§ PROBLEM DESCRIPTION: Where a line of the listing below includes the word "source", reproduce that line.

§ Records from a collection of figures:
# # # # # # #

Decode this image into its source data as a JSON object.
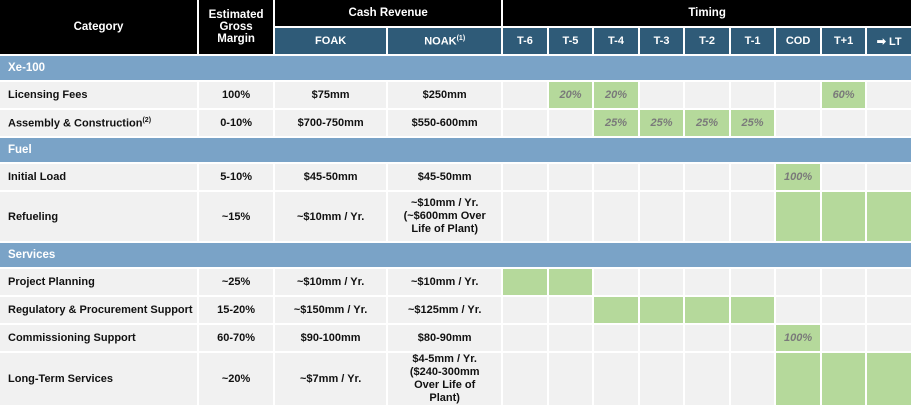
{
  "header": {
    "category": "Category",
    "margin": "Estimated Gross Margin",
    "cash_revenue": "Cash Revenue",
    "foak": "FOAK",
    "noak": "NOAK",
    "noak_note": "(1)",
    "timing": "Timing",
    "timing_cols": [
      "T-6",
      "T-5",
      "T-4",
      "T-3",
      "T-2",
      "T-1",
      "COD",
      "T+1",
      "➡ LT"
    ]
  },
  "colors": {
    "header": "#000000",
    "subheader": "#2f5b78",
    "section": "#7aa3c7",
    "cell": "#f1f1f1",
    "highlight": "#b5d99b"
  },
  "sections": [
    {
      "title": "Xe-100",
      "rows": [
        {
          "category": "Licensing Fees",
          "note": "",
          "margin": "100%",
          "foak": "$75mm",
          "noak": "$250mm",
          "timing": [
            null,
            "20%",
            "20%",
            null,
            null,
            null,
            null,
            "60%",
            null
          ]
        },
        {
          "category": "Assembly & Construction",
          "note": "(2)",
          "margin": "0-10%",
          "foak": "$700-750mm",
          "noak": "$550-600mm",
          "timing": [
            null,
            null,
            "25%",
            "25%",
            "25%",
            "25%",
            null,
            null,
            null
          ]
        }
      ]
    },
    {
      "title": "Fuel",
      "rows": [
        {
          "category": "Initial Load",
          "note": "",
          "margin": "5-10%",
          "foak": "$45-50mm",
          "noak": "$45-50mm",
          "timing": [
            null,
            null,
            null,
            null,
            null,
            null,
            "100%",
            null,
            null
          ]
        },
        {
          "category": "Refueling",
          "note": "",
          "margin": "~15%",
          "foak": "~$10mm / Yr.",
          "noak": "~$10mm / Yr. (~$600mm Over Life of Plant)",
          "tall": true,
          "timing": [
            null,
            null,
            null,
            null,
            null,
            null,
            "",
            "",
            " "
          ]
        }
      ]
    },
    {
      "title": "Services",
      "rows": [
        {
          "category": "Project Planning",
          "note": "",
          "margin": "~25%",
          "foak": "~$10mm / Yr.",
          "noak": "~$10mm / Yr.",
          "timing": [
            "",
            "",
            null,
            null,
            null,
            null,
            null,
            null,
            null
          ]
        },
        {
          "category": "Regulatory & Procurement Support",
          "note": "",
          "margin": "15-20%",
          "foak": "~$150mm / Yr.",
          "noak": "~$125mm / Yr.",
          "timing": [
            null,
            null,
            "",
            "",
            "",
            "",
            null,
            null,
            null
          ]
        },
        {
          "category": "Commissioning Support",
          "note": "",
          "margin": "60-70%",
          "foak": "$90-100mm",
          "noak": "$80-90mm",
          "timing": [
            null,
            null,
            null,
            null,
            null,
            null,
            "100%",
            null,
            null
          ]
        },
        {
          "category": "Long-Term Services",
          "note": "",
          "margin": "~20%",
          "foak": "~$7mm / Yr.",
          "noak": "$4-5mm / Yr. ($240-300mm Over Life of Plant)",
          "tall": true,
          "timing": [
            null,
            null,
            null,
            null,
            null,
            null,
            "",
            "",
            ""
          ]
        }
      ]
    }
  ]
}
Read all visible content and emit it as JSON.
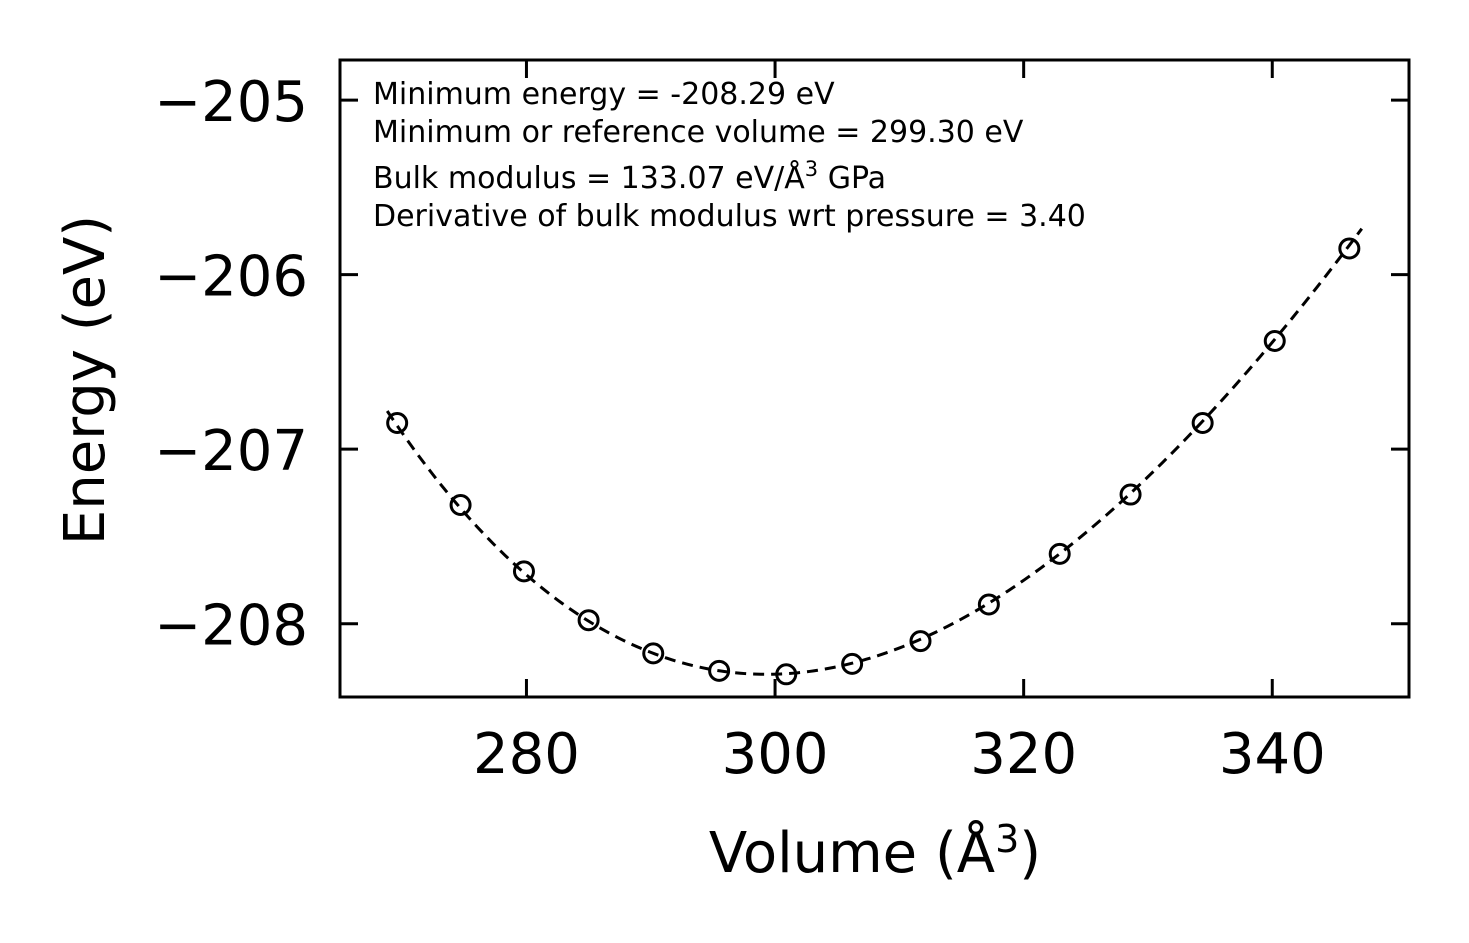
{
  "chart_data": {
    "type": "scatter",
    "title": "",
    "xlabel": "Volume (Å",
    "xlabel_sup": "3",
    "xlabel_close": ")",
    "ylabel": "Energy (eV)",
    "xlim": [
      265,
      351
    ],
    "ylim": [
      -208.42,
      -204.77
    ],
    "xticks": [
      280,
      300,
      320,
      340
    ],
    "yticks": [
      -205,
      -206,
      -207,
      -208
    ],
    "xtick_labels": [
      "280",
      "300",
      "320",
      "340"
    ],
    "ytick_labels": [
      "−205",
      "−206",
      "−207",
      "−208"
    ],
    "grid": false,
    "series": [
      {
        "name": "data",
        "marker": "open-circle",
        "x": [
          269.6,
          274.7,
          279.8,
          285.0,
          290.2,
          295.5,
          300.9,
          306.2,
          311.7,
          317.2,
          322.9,
          328.6,
          334.4,
          340.2,
          346.2
        ],
        "y": [
          -206.85,
          -207.32,
          -207.7,
          -207.98,
          -208.17,
          -208.27,
          -208.29,
          -208.23,
          -208.1,
          -207.89,
          -207.6,
          -207.26,
          -206.85,
          -206.38,
          -205.85
        ]
      },
      {
        "name": "fit",
        "style": "dashed-line",
        "model": "birch-murnaghan",
        "E0": -208.29,
        "V0": 299.3,
        "B_GPa": 133.07,
        "Bp": 3.4,
        "x_range": [
          268.8,
          347.2
        ]
      }
    ],
    "annotations": [
      "Minimum energy = -208.29 eV",
      "Minimum or reference volume = 299.30 eV",
      "Bulk modulus = 133.07 eV/Å",
      "3",
      " GPa",
      "Derivative of bulk modulus wrt pressure = 3.40"
    ]
  }
}
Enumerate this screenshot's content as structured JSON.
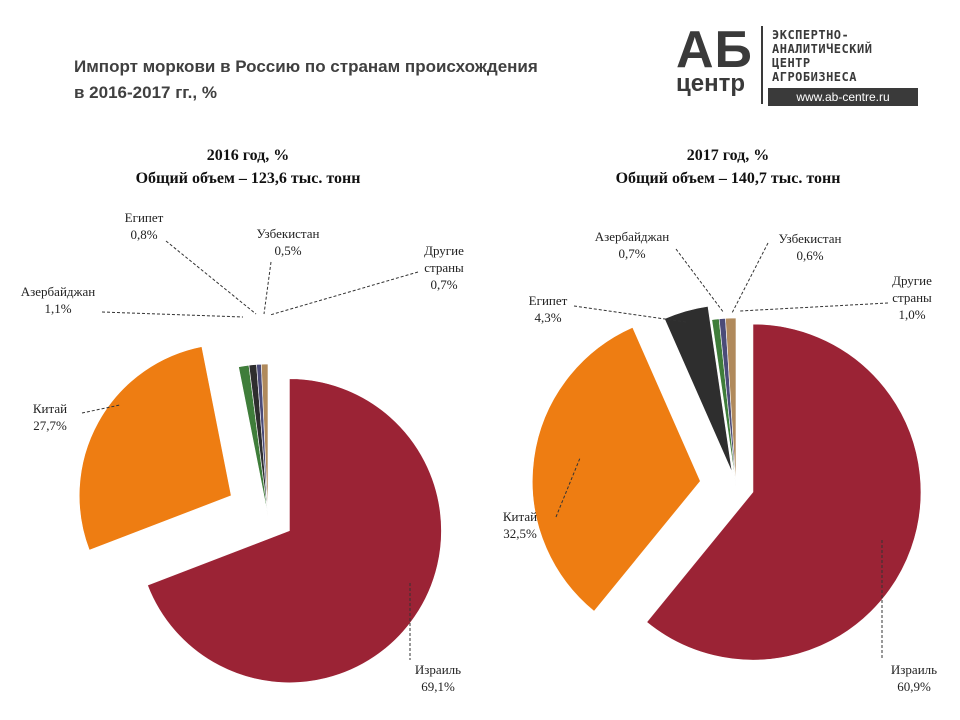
{
  "title_line1": "Импорт моркови в Россию по странам происхождения",
  "title_line2": "в 2016-2017 гг., %",
  "logo": {
    "ab": "АБ",
    "center": "центр",
    "line1": "ЭКСПЕРТНО-",
    "line2": "АНАЛИТИЧЕСКИЙ",
    "line3": "ЦЕНТР",
    "line4": "АГРОБИЗНЕСА",
    "url": "www.ab-centre.ru"
  },
  "chart_data": [
    {
      "type": "pie",
      "title": "2016 год, %",
      "subtitle": "Общий объем – 123,6 тыс. тонн",
      "unit": "%",
      "slices": [
        {
          "name": "Израиль",
          "value": 69.1,
          "label": "69,1%",
          "color": "#9b2335"
        },
        {
          "name": "Китай",
          "value": 27.7,
          "label": "27,7%",
          "color": "#ee7d12"
        },
        {
          "name": "Азербайджан",
          "value": 1.1,
          "label": "1,1%",
          "color": "#3f7d3a"
        },
        {
          "name": "Египет",
          "value": 0.8,
          "label": "0,8%",
          "color": "#2e2e2e"
        },
        {
          "name": "Узбекистан",
          "value": 0.5,
          "label": "0,5%",
          "color": "#4b4b78"
        },
        {
          "name": "Другие страны",
          "value": 0.7,
          "label": "0,7%",
          "color": "#b08a5c"
        }
      ]
    },
    {
      "type": "pie",
      "title": "2017 год, %",
      "subtitle": "Общий объем – 140,7 тыс. тонн",
      "unit": "%",
      "slices": [
        {
          "name": "Израиль",
          "value": 60.9,
          "label": "60,9%",
          "color": "#9b2335"
        },
        {
          "name": "Китай",
          "value": 32.5,
          "label": "32,5%",
          "color": "#ee7d12"
        },
        {
          "name": "Египет",
          "value": 4.3,
          "label": "4,3%",
          "color": "#2e2e2e"
        },
        {
          "name": "Азербайджан",
          "value": 0.7,
          "label": "0,7%",
          "color": "#3f7d3a"
        },
        {
          "name": "Узбекистан",
          "value": 0.6,
          "label": "0,6%",
          "color": "#4b4b78"
        },
        {
          "name": "Другие страны",
          "value": 1.0,
          "label": "1,0%",
          "color": "#b08a5c"
        }
      ]
    }
  ]
}
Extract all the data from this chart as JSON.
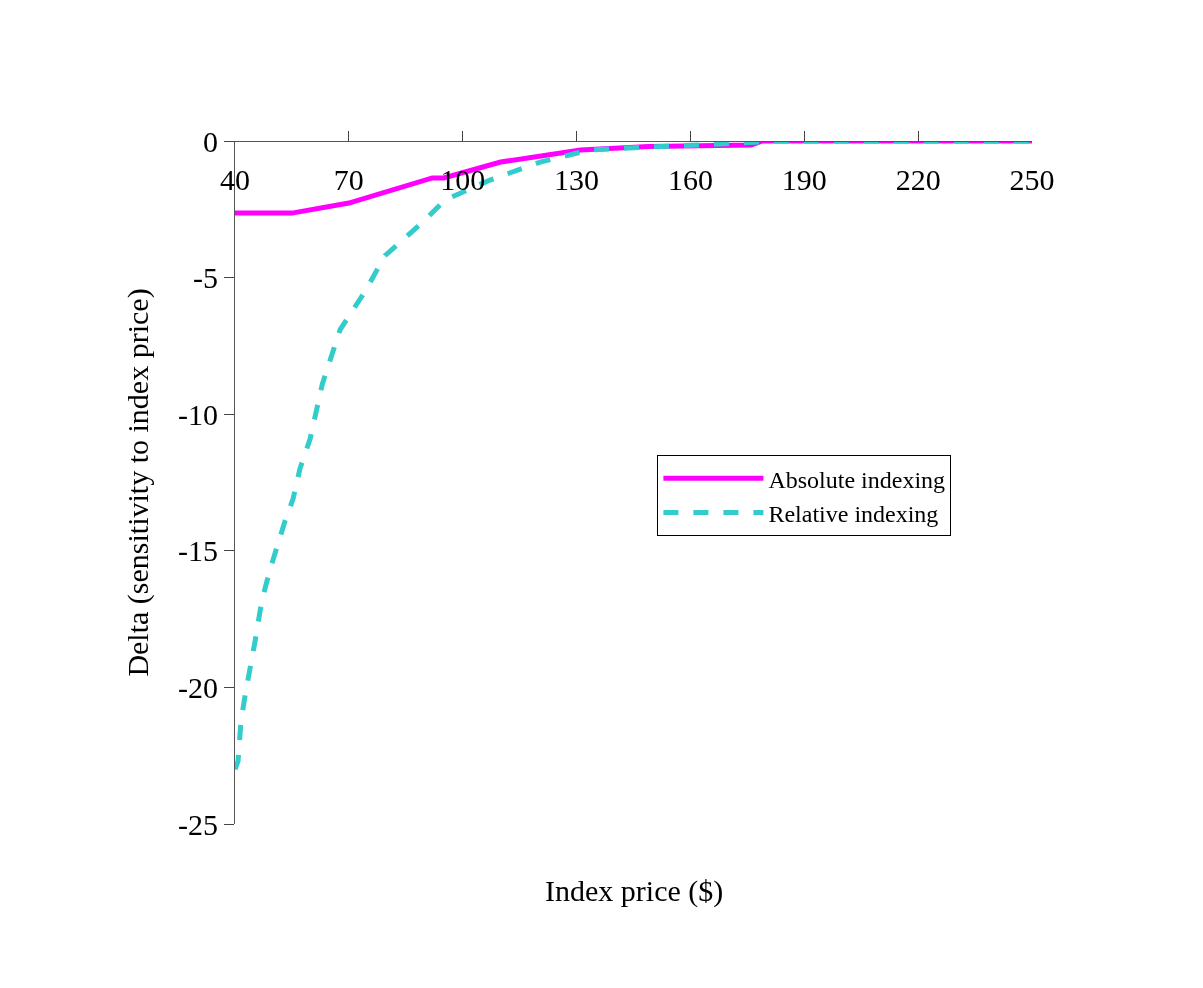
{
  "chart_data": {
    "type": "line",
    "xlabel": "Index price ($)",
    "ylabel": "Delta (sensitivity to index price)",
    "xlim": [
      40,
      250
    ],
    "xticks": [
      40,
      70,
      100,
      130,
      160,
      190,
      220,
      250
    ],
    "ylim": [
      -25,
      0
    ],
    "yticks": [
      0,
      -5,
      -10,
      -15,
      -20,
      -25
    ],
    "legend": "right",
    "marker": "none",
    "series": [
      {
        "name": "Absolute indexing",
        "color": "#ff00ff",
        "line_style": "solid",
        "x": [
          40,
          55,
          70,
          92,
          95,
          110,
          131,
          149,
          176,
          179,
          250
        ],
        "values": [
          -2.64,
          -2.64,
          -2.27,
          -1.35,
          -1.35,
          -0.77,
          -0.33,
          -0.2,
          -0.15,
          0,
          0
        ]
      },
      {
        "name": "Relative indexing",
        "color": "#33cccc",
        "line_style": "dashed",
        "x": [
          40,
          40.8,
          41.6,
          42.9,
          45.3,
          47.1,
          49.2,
          53.2,
          55.3,
          57.1,
          59.8,
          63,
          67.7,
          74.3,
          79.5,
          90,
          95.3,
          107.2,
          120.4,
          133.5,
          149,
          167.8,
          183.6,
          250
        ],
        "values": [
          -23.0,
          -22.7,
          -21.2,
          -20.1,
          -18.3,
          -16.8,
          -15.7,
          -13.9,
          -13.1,
          -12.0,
          -10.9,
          -8.9,
          -6.9,
          -5.5,
          -4.2,
          -2.9,
          -2.16,
          -1.43,
          -0.77,
          -0.33,
          -0.22,
          -0.11,
          0,
          0
        ]
      }
    ]
  }
}
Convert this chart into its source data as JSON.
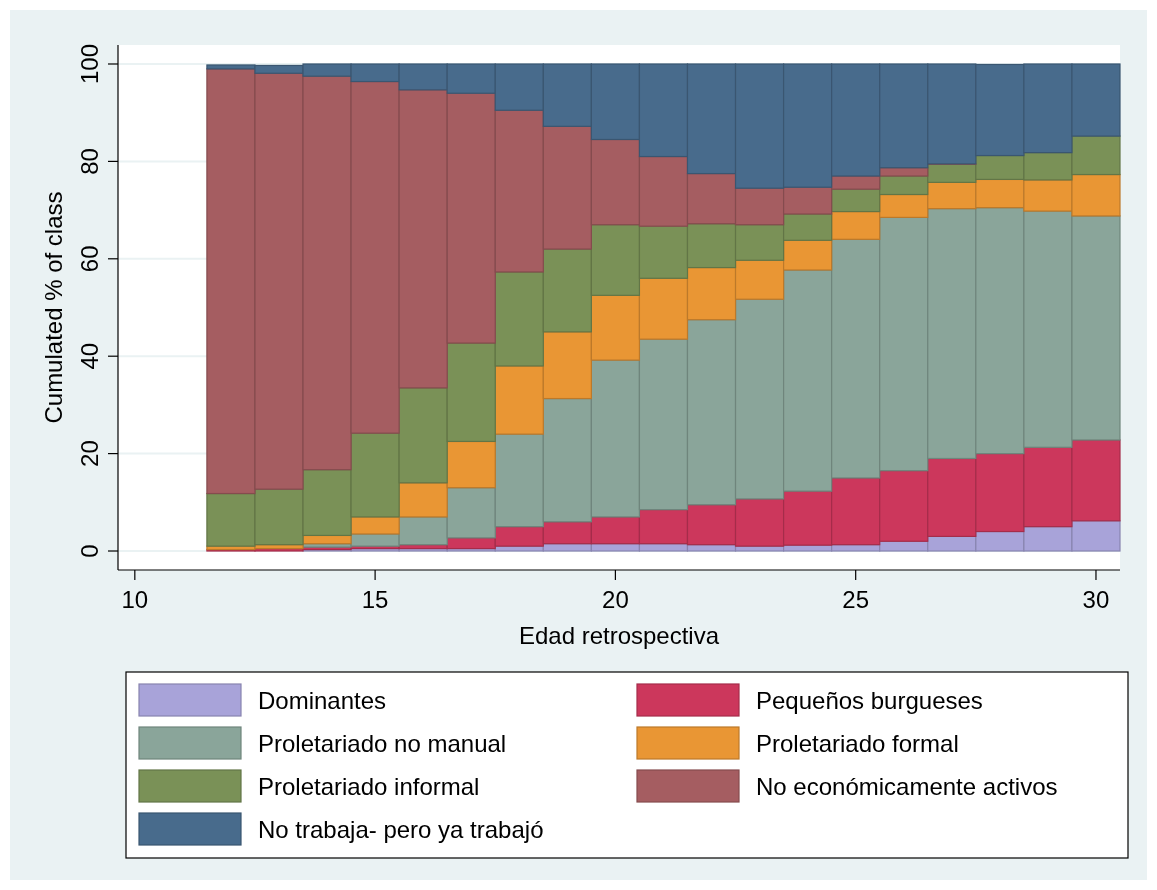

# # # # # # #

§ TASK RESULT:
Decode this image into its source data as a JSON object.
Convert this chart into its source data as JSON.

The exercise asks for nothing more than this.